-- Aim of the task --
From the entries below, copy every line that holds the word "Between".

-- Figure collection entries --

-- BEGIN --

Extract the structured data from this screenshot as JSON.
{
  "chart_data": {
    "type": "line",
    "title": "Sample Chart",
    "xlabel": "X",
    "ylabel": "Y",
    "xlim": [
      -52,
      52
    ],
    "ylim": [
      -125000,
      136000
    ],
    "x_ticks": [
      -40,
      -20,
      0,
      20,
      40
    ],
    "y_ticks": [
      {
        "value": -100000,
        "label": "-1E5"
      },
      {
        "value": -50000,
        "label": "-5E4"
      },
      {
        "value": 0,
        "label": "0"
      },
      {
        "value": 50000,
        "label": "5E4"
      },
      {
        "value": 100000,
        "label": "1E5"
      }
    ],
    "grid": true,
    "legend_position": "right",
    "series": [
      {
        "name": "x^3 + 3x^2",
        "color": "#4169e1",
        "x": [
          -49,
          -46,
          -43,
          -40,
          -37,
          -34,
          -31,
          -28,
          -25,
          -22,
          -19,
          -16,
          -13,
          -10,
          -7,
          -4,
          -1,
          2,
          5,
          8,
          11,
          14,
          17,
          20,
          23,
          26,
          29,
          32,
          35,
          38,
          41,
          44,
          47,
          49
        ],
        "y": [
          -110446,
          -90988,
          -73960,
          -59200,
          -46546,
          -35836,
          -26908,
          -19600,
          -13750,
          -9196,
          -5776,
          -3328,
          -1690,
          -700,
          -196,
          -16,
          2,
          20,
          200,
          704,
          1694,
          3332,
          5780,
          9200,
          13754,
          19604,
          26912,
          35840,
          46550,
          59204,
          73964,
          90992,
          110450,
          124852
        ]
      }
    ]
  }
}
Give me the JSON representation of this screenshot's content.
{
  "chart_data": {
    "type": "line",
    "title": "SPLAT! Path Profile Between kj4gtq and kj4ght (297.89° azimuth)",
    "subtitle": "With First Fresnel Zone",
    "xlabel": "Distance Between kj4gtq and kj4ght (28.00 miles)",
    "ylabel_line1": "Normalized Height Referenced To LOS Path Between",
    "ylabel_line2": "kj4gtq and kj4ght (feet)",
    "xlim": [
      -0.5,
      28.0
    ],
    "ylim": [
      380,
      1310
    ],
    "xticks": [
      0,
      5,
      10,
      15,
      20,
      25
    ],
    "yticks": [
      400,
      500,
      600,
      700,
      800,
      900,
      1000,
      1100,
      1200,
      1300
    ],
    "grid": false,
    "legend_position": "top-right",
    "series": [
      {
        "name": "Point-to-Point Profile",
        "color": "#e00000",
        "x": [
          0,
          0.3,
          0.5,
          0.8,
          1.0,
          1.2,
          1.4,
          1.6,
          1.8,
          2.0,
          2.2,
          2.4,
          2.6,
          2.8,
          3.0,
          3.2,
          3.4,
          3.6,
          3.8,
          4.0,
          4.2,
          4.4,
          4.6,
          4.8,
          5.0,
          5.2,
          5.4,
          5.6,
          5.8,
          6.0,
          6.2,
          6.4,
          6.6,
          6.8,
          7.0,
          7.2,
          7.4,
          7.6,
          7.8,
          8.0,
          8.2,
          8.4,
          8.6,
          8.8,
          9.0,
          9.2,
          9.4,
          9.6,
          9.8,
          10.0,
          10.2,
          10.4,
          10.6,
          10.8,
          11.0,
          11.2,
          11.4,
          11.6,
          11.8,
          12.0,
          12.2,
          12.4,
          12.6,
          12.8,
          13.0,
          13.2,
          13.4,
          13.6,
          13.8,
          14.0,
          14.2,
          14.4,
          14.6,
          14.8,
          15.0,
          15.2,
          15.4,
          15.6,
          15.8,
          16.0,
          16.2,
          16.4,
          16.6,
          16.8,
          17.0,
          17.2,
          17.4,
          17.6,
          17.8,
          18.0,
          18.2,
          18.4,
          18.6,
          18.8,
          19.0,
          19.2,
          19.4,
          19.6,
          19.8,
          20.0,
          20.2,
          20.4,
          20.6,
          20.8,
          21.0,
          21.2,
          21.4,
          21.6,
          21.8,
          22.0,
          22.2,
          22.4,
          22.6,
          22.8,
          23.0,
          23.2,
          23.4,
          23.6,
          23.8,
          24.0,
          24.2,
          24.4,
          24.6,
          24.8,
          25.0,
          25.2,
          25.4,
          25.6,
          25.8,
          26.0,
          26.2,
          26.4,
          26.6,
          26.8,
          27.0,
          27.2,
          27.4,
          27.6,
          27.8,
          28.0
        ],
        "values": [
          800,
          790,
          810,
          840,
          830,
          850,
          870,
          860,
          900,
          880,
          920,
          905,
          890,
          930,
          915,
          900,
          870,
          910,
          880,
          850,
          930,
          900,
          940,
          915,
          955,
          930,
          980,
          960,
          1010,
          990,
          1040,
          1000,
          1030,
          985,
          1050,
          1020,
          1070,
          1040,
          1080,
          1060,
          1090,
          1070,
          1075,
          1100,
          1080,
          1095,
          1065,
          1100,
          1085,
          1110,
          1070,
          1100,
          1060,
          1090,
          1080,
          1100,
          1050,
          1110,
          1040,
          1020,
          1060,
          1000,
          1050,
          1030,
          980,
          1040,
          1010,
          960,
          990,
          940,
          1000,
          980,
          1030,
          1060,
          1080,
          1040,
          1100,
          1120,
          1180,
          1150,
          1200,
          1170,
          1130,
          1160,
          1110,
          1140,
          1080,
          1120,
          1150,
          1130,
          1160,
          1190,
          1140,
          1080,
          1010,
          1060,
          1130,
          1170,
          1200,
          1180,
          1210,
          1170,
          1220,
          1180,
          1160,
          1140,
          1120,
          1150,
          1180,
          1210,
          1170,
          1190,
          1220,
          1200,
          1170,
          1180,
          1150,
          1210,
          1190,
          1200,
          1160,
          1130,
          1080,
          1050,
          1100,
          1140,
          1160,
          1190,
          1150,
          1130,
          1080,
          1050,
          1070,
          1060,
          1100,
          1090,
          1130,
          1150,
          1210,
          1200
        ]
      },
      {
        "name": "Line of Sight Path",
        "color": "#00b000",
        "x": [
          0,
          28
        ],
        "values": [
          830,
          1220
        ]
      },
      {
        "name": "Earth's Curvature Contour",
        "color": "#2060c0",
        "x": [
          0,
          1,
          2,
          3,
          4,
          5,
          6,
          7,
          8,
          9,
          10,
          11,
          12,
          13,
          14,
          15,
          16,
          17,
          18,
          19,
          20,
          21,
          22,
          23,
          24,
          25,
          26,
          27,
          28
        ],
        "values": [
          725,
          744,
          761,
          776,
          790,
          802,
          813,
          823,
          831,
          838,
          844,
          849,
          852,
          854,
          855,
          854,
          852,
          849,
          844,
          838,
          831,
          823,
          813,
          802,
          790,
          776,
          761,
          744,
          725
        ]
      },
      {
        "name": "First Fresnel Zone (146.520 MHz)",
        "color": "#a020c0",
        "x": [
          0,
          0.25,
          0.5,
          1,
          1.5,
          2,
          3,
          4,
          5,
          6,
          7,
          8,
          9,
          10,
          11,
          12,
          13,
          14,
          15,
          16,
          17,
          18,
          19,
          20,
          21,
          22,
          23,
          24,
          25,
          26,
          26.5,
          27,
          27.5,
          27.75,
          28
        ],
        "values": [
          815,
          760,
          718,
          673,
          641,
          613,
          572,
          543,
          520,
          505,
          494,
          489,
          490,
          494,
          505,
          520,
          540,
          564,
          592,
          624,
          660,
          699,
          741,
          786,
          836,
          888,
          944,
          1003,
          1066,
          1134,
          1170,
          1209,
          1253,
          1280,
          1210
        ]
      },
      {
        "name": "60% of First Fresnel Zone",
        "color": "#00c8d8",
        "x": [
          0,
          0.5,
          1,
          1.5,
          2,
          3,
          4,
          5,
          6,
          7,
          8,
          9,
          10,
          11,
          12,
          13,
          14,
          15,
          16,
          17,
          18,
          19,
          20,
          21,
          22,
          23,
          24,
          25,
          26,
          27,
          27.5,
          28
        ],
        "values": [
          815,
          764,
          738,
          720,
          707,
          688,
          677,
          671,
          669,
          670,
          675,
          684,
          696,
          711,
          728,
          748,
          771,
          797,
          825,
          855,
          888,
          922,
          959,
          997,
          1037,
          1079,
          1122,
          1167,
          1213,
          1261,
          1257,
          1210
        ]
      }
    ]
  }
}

-- END --

-- Answer to this exercise --
    "title": "SPLAT! Path Profile Between kj4gtq and kj4ght (297.89° azimuth)",
    "xlabel": "Distance Between kj4gtq and kj4ght (28.00 miles)",
    "ylabel_line1": "Normalized Height Referenced To LOS Path Between",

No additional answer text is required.